Extracto del documento:
● ● ● ● ●
Francisco Laprida: la impactante vida del personaje que presta su nombre a peatonal de Lomas de Zamora


Entre la gente de Lomas de Zamora es apenas un sinónimo para referirse a “la peatonal”. Solo un conjunto de letras que remiten a esa calle céntrica que desde los albores de la ciudad comunicó la estación ferroviaria con la periferia de barro y cortaderas. Sin embargo, Francisco Laprida, que le presta su nombre, fue un personaje de una corta e intensa vida pública en la Argentina desde antes incluso que esa denominación identificara a esta región del mundo. Presidió el Congreso de Tucumán, gobernó su provincia, y militó en las filas unitarias. Sobre él escribió Sarmiento en Recuerdos de Provincia, y hasta Jorge Luis Borges conjeturó cuáles habrían sido sus reflexiones minutos antes de que cayera inerme bajo las lanzas federales, en un poema emblemático de la literatura argentina.

Francisco Narciso de Laprida había nacido el 28 de octubre de 1786 en la ciudad de San Juan de la Frontera, capital de la provincia que evoca al mismo santo, su nombre cobró notoriedad cuando, a los 30 años, le tocó presidir el Congreso de Tucumán, aquel que declaró la independencia de las Provincias Unidas del Río de la Plata, adonde fue enviado en representación de la región que gobernaba el mismísimo José de San Martín. La muerte se lo cruzó tiempo después, un 29 de setiembre de 1828, con apenas 42 años, al término de la derrota unitaria en la batalla del Pilar, en la provincia de Mendoza.
● ● ● ● ●
Información mostrada:
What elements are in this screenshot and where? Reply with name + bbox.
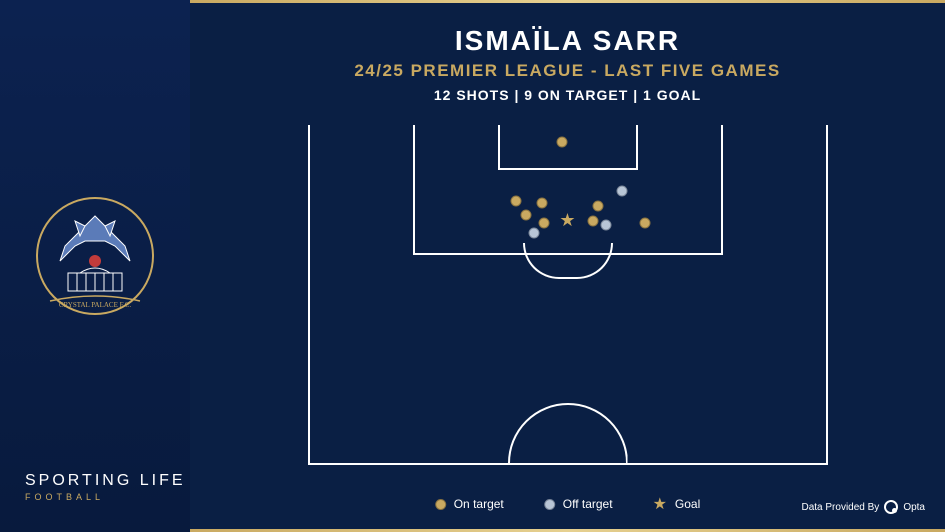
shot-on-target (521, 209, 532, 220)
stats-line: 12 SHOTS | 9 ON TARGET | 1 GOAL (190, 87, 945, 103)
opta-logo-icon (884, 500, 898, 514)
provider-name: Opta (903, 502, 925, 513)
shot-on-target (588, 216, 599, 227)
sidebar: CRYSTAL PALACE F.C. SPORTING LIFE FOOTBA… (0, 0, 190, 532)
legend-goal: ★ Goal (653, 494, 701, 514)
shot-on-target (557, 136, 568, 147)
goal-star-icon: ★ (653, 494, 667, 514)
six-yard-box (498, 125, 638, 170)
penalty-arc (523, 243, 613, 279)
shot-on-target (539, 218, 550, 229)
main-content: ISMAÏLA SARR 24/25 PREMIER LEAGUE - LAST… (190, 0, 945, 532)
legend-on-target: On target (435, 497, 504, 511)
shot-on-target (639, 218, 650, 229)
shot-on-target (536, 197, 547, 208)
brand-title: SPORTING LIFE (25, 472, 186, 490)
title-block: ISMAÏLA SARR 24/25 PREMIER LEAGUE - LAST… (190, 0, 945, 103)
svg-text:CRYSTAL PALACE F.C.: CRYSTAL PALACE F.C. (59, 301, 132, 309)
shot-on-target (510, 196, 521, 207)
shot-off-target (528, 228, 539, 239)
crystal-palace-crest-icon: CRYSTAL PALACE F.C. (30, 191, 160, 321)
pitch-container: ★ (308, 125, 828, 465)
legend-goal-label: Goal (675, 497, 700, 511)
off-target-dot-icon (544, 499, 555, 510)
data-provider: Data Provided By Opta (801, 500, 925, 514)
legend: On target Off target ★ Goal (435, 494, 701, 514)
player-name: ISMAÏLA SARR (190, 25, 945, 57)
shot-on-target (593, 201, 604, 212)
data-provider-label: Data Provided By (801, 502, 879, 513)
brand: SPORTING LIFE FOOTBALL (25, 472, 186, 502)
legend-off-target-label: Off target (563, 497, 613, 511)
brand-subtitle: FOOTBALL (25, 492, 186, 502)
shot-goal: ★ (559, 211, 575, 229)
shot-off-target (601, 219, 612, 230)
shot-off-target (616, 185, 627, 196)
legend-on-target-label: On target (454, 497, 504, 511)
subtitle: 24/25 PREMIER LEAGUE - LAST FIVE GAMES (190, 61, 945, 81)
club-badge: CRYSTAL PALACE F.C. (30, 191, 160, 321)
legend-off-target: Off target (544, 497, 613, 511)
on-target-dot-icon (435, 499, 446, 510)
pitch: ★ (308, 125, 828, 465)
● ● ● ● ●
Consignas:
(A) Responda estas preguntas según el texto sobre Laprida:
(i) ¿En qué obra escribió Sarmiento sobre él?
(ii) ¿En qué ciudad nació?
(iii) ¿En qué batalla sufrieron los unitarios la derrota tras la cual murió?
(B) Traduzca al inglés esta oración del texto sobre Laprida: "Presidió el Congreso de Tucumán, gobernó su provincia, y militó en las filas unitarias."
(C) Por favor, convierta en una lista el párrafo del texto sobre Laprida que empieza con "Francisco Narciso de Laprida había nacido", conservando sus datos principales.

Respuestas por consigna:
(A)
(i) En Recuerdos de Provincia.
(ii) En San Juan de la Frontera.
(iii) En la batalla del Pilar, en la provincia de Mendoza.

(B) He presided over the Congress of Tucumán, governed his province, and was active in the Unitarian ranks.

(C)
- Nacimiento: 28 de octubre de 1786, en San Juan de la Frontera, capital de la provincia de San Juan.
- A los 30 años presidió el Congreso de Tucumán, que declaró la independencia de las Provincias Unidas del Río de la Plata.
- Fue enviado al Congreso en representación de la región que gobernaba José de San Martín.
- Muerte: 29 de setiembre de 1828, a los 42 años, al término de la derrota unitaria en la batalla del Pilar, en Mendoza.